> _Set task_
Search the listing for "eingeladen" and copy every line where it appears.

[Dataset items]
--- start ---
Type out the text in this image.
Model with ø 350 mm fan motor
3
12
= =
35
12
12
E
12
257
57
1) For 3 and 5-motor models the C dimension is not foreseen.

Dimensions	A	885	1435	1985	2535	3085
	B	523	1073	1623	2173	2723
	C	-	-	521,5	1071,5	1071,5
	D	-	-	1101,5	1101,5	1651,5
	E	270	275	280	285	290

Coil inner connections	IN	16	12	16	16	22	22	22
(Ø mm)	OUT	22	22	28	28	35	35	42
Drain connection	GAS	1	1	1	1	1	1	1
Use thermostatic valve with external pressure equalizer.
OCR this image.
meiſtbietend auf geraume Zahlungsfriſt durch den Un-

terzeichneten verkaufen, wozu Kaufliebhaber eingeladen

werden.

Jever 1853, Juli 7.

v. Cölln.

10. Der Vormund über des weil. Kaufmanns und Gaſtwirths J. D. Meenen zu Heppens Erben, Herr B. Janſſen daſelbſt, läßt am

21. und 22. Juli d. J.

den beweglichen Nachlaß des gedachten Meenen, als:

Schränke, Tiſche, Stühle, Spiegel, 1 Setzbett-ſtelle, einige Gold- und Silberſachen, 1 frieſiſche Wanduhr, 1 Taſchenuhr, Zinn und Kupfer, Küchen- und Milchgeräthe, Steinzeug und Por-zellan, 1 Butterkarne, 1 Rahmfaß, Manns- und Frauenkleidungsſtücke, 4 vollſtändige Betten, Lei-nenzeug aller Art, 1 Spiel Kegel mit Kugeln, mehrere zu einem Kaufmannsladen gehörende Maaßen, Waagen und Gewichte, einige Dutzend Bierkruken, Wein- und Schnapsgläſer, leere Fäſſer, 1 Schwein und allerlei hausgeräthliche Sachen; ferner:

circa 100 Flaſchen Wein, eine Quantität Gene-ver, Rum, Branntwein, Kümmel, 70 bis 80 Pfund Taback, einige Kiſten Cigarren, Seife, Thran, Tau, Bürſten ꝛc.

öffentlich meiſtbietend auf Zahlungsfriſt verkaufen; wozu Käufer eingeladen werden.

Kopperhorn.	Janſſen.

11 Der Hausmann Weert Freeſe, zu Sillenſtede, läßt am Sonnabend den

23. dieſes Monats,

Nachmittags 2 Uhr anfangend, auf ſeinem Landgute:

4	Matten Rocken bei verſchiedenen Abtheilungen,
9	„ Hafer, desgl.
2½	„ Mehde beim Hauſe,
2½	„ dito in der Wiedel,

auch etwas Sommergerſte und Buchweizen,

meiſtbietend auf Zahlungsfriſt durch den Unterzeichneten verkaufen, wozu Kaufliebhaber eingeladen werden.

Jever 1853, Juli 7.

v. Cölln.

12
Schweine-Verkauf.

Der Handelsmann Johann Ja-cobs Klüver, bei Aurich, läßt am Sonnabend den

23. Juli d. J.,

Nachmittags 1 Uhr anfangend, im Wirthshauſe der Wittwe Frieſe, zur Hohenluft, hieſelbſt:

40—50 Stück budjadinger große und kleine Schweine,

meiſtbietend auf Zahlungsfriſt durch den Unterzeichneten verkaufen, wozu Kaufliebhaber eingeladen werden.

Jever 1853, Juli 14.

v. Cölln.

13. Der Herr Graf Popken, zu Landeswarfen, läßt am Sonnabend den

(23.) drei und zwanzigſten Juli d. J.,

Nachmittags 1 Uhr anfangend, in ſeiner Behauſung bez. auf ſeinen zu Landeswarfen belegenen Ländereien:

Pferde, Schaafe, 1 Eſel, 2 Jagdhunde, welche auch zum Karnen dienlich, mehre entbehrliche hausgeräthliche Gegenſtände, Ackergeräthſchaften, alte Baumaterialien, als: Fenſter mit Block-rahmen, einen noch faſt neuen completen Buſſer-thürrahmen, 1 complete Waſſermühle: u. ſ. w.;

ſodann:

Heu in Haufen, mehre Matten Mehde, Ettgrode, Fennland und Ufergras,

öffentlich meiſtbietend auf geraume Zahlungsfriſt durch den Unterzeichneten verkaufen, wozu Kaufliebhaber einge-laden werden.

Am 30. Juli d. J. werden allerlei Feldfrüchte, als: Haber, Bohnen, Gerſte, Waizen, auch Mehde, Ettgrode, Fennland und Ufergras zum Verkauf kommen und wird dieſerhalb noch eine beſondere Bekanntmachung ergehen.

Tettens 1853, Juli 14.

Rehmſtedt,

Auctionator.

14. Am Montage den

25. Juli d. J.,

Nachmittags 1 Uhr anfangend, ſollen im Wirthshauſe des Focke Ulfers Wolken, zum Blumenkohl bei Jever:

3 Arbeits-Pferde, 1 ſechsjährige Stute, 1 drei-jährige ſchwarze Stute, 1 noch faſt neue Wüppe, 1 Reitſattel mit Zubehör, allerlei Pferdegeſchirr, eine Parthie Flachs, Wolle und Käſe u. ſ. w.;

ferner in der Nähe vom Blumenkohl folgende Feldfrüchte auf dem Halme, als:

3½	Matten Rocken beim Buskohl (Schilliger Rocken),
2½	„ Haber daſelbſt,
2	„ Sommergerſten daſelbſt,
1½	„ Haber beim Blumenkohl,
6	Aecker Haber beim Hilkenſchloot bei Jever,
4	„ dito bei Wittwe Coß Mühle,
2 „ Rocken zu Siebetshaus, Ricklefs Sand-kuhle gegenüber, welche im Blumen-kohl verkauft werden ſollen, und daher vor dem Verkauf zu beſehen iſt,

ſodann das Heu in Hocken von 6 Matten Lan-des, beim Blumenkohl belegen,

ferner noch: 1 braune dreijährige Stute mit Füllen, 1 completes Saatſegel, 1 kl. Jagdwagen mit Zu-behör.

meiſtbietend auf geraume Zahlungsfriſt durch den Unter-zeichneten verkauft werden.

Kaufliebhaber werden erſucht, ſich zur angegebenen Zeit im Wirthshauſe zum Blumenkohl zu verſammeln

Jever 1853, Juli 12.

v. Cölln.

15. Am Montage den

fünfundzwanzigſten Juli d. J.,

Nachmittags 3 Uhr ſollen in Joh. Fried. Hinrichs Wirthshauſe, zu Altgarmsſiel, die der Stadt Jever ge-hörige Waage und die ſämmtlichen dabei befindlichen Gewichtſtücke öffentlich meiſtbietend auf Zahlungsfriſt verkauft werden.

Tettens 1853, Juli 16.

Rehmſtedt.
--- end ---
> _The response_
terzeichneten verkaufen, wozu Kaufliebhaber eingeladen
öffentlich meiſtbietend auf Zahlungsfriſt verkaufen; wozu Käufer eingeladen werden.
meiſtbietend auf Zahlungsfriſt durch den Unterzeichneten verkaufen, wozu Kaufliebhaber eingeladen werden.
meiſtbietend auf Zahlungsfriſt durch den Unterzeichneten verkaufen, wozu Kaufliebhaber eingeladen werden.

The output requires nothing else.